* _TASK INSTRUCTIONS_
Look through the records below, and copy out every line that holds the string "vielä".

* _AVAILABLE RECORDS_
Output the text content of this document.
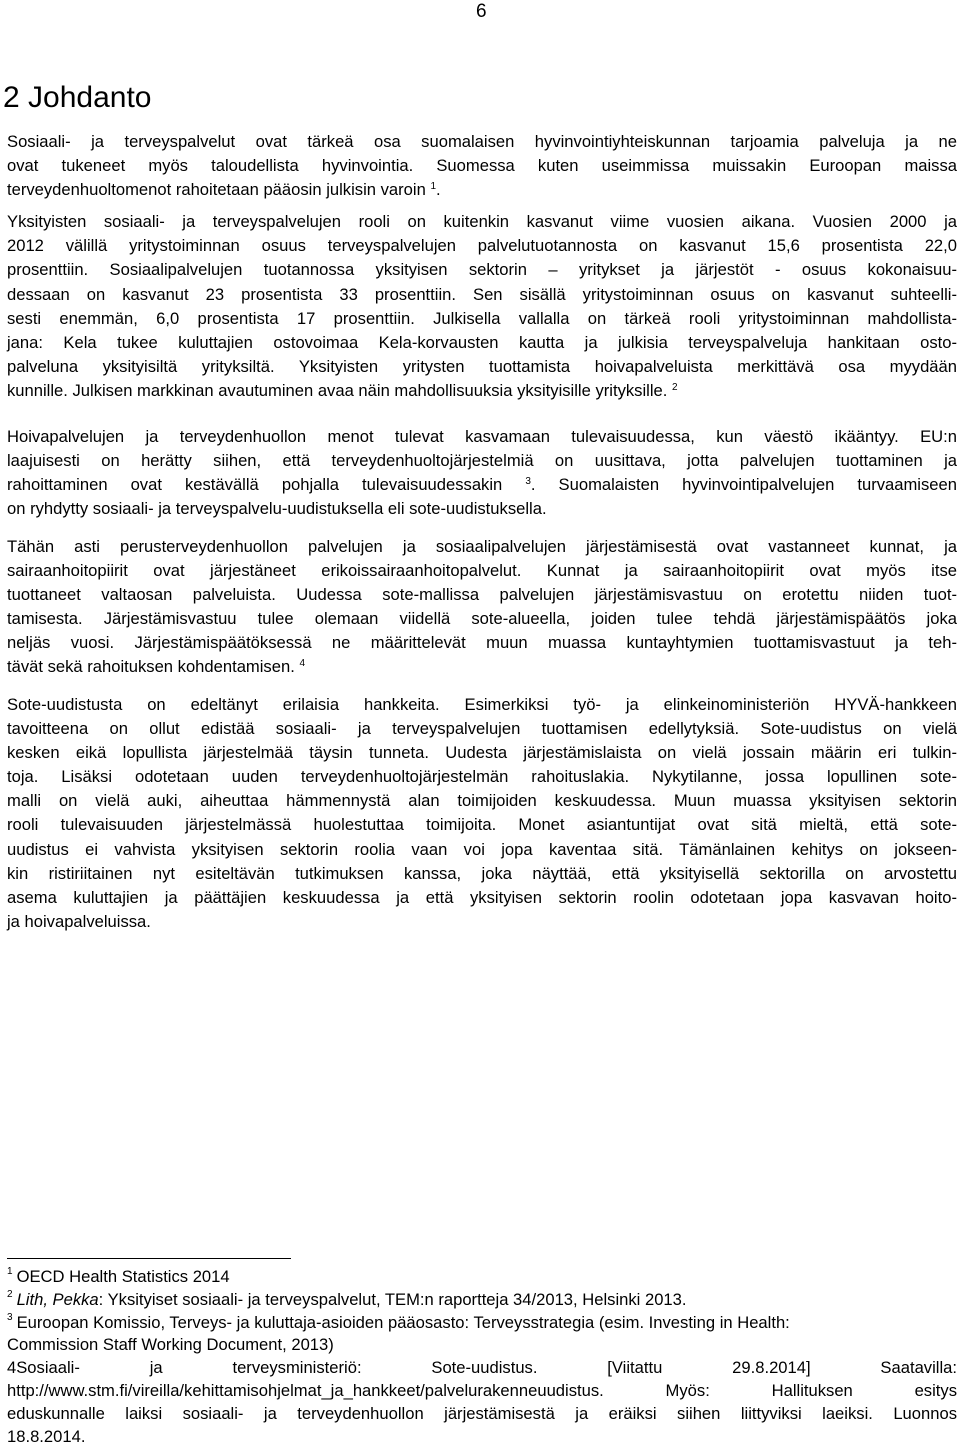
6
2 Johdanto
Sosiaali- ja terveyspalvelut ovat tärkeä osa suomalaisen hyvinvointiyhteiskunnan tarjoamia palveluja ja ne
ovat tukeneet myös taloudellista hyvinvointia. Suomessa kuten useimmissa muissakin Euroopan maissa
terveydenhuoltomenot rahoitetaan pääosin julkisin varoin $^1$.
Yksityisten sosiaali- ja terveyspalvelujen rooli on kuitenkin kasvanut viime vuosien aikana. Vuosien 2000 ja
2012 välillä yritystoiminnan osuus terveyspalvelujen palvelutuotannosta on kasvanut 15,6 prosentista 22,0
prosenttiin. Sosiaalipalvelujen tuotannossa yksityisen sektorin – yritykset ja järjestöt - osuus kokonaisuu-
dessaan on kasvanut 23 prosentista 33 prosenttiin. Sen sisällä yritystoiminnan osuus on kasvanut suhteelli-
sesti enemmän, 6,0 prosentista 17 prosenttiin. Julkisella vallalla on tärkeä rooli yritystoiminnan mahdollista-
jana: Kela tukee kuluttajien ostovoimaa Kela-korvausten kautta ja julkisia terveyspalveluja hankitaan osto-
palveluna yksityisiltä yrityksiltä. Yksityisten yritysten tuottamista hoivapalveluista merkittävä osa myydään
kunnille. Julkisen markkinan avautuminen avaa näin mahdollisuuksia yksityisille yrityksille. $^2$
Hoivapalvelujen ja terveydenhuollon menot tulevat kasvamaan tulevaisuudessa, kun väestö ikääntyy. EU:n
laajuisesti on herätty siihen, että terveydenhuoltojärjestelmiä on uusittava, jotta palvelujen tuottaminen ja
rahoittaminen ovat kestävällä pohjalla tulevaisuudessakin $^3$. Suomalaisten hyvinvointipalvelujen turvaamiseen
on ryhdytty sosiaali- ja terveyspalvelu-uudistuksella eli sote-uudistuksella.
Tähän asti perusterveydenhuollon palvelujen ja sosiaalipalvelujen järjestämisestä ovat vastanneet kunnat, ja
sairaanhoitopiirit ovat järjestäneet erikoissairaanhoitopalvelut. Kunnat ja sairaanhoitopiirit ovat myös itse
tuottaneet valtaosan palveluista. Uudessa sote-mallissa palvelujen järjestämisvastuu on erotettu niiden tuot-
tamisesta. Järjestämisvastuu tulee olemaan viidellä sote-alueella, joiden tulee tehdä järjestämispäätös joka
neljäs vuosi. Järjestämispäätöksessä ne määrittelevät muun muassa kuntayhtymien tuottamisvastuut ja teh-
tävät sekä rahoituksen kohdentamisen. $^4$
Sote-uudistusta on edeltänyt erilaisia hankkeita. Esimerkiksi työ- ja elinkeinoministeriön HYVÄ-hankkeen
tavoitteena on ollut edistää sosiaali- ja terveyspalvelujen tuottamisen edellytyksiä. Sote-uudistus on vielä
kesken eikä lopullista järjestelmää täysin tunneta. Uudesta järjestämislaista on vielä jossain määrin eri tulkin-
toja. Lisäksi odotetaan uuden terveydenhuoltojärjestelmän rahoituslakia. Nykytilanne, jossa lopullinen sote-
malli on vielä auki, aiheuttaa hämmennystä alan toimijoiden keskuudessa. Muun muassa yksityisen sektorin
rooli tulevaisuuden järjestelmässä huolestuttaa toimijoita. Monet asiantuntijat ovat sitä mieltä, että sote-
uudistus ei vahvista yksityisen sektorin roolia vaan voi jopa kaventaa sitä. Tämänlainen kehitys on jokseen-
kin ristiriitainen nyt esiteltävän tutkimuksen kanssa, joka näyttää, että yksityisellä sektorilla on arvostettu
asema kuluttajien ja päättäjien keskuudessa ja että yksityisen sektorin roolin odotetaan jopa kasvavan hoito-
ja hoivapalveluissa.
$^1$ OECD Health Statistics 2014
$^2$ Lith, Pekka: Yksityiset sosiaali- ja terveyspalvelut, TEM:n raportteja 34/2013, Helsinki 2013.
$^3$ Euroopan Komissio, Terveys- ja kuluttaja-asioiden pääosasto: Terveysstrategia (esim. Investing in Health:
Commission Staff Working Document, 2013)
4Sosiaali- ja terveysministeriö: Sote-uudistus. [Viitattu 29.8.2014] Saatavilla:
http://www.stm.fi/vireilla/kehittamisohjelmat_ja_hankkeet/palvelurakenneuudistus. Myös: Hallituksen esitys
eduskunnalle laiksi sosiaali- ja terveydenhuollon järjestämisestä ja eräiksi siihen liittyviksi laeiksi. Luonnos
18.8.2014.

* _EXERCISE ANSWER_
tavoitteena on ollut edistää sosiaali- ja terveyspalvelujen tuottamisen edellytyksiä. Sote-uudistus on vielä
kesken eikä lopullista järjestelmää täysin tunneta. Uudesta järjestämislaista on vielä jossain määrin eri tulkin-
malli on vielä auki, aiheuttaa hämmennystä alan toimijoiden keskuudessa. Muun muassa yksityisen sektorin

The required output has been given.